### EXERCISE REQUIREMENTS
Your task is to repeat the entries exactly. Leave the pictures out.

### INPUT MATERIAL
★ ★ ★ ★
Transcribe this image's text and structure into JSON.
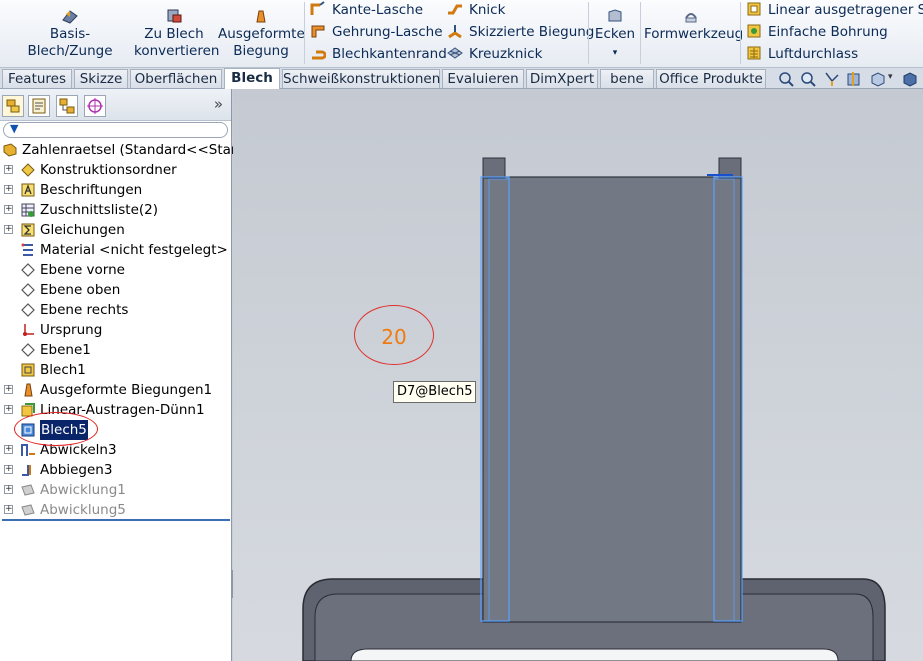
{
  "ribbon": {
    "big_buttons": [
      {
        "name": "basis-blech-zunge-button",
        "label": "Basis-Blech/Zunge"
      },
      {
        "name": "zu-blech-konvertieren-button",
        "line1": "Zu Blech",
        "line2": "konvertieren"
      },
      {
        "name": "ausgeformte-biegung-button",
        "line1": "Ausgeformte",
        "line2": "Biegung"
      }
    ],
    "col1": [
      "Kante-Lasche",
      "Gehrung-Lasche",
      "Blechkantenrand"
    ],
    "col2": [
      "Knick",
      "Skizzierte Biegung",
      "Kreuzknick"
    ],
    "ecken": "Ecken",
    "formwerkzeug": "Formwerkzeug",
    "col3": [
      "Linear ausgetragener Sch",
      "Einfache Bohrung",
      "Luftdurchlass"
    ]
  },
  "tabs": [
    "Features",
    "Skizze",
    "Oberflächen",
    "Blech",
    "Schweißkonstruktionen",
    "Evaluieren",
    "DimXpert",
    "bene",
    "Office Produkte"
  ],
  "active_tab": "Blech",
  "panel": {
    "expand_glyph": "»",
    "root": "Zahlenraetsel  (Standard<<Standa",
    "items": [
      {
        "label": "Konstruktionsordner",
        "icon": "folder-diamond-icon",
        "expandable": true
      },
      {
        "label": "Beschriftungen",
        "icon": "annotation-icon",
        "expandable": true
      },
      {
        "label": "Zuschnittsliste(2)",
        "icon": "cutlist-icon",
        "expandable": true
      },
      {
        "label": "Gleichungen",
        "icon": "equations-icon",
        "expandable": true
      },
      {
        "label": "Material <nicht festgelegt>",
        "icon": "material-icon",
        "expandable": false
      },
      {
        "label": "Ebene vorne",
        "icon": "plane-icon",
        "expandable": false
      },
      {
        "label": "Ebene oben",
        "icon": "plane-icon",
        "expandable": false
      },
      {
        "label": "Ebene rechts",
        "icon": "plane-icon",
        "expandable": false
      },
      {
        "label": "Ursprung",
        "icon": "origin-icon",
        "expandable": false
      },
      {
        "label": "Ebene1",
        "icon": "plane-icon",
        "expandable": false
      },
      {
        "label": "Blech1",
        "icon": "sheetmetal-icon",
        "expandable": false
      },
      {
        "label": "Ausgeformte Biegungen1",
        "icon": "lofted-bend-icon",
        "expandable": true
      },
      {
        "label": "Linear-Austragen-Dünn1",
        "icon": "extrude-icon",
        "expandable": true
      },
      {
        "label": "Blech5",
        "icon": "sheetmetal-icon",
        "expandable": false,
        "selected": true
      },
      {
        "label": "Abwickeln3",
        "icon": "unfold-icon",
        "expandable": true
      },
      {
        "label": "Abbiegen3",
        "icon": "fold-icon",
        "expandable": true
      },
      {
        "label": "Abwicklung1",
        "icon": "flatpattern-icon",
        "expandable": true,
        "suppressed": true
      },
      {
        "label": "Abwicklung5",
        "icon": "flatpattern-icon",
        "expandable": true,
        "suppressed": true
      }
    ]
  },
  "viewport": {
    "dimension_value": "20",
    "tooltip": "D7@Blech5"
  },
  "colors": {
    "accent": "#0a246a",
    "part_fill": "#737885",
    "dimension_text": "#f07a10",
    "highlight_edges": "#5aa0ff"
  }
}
★ ★ ★ ★
### THE RESULT
Transcribe this image's text and structure into JSON.
{
  "ribbon": {
    "big_buttons": [
      {
        "name": "basis-blech-zunge-button",
        "label": "Basis-Blech/Zunge"
      },
      {
        "name": "zu-blech-konvertieren-button",
        "line1": "Zu Blech",
        "line2": "konvertieren"
      },
      {
        "name": "ausgeformte-biegung-button",
        "line1": "Ausgeformte",
        "line2": "Biegung"
      }
    ],
    "col1": [
      "Kante-Lasche",
      "Gehrung-Lasche",
      "Blechkantenrand"
    ],
    "col2": [
      "Knick",
      "Skizzierte Biegung",
      "Kreuzknick"
    ],
    "ecken": "Ecken",
    "formwerkzeug": "Formwerkzeug",
    "col3": [
      "Linear ausgetragener Sch",
      "Einfache Bohrung",
      "Luftdurchlass"
    ]
  },
  "tabs": [
    "Features",
    "Skizze",
    "Oberflächen",
    "Blech",
    "Schweißkonstruktionen",
    "Evaluieren",
    "DimXpert",
    "bene",
    "Office Produkte"
  ],
  "active_tab": "Blech",
  "panel": {
    "expand_glyph": "»",
    "root": "Zahlenraetsel  (Standard<<Standa",
    "items": [
      {
        "label": "Konstruktionsordner",
        "icon": "folder-diamond-icon",
        "expandable": true
      },
      {
        "label": "Beschriftungen",
        "icon": "annotation-icon",
        "expandable": true
      },
      {
        "label": "Zuschnittsliste(2)",
        "icon": "cutlist-icon",
        "expandable": true
      },
      {
        "label": "Gleichungen",
        "icon": "equations-icon",
        "expandable": true
      },
      {
        "label": "Material <nicht festgelegt>",
        "icon": "material-icon",
        "expandable": false
      },
      {
        "label": "Ebene vorne",
        "icon": "plane-icon",
        "expandable": false
      },
      {
        "label": "Ebene oben",
        "icon": "plane-icon",
        "expandable": false
      },
      {
        "label": "Ebene rechts",
        "icon": "plane-icon",
        "expandable": false
      },
      {
        "label": "Ursprung",
        "icon": "origin-icon",
        "expandable": false
      },
      {
        "label": "Ebene1",
        "icon": "plane-icon",
        "expandable": false
      },
      {
        "label": "Blech1",
        "icon": "sheetmetal-icon",
        "expandable": false
      },
      {
        "label": "Ausgeformte Biegungen1",
        "icon": "lofted-bend-icon",
        "expandable": true
      },
      {
        "label": "Linear-Austragen-Dünn1",
        "icon": "extrude-icon",
        "expandable": true
      },
      {
        "label": "Blech5",
        "icon": "sheetmetal-icon",
        "expandable": false,
        "selected": true
      },
      {
        "label": "Abwickeln3",
        "icon": "unfold-icon",
        "expandable": true
      },
      {
        "label": "Abbiegen3",
        "icon": "fold-icon",
        "expandable": true
      },
      {
        "label": "Abwicklung1",
        "icon": "flatpattern-icon",
        "expandable": true,
        "suppressed": true
      },
      {
        "label": "Abwicklung5",
        "icon": "flatpattern-icon",
        "expandable": true,
        "suppressed": true
      }
    ]
  },
  "viewport": {
    "dimension_value": "20",
    "tooltip": "D7@Blech5"
  },
  "colors": {
    "accent": "#0a246a",
    "part_fill": "#737885",
    "dimension_text": "#f07a10",
    "highlight_edges": "#5aa0ff"
  }
}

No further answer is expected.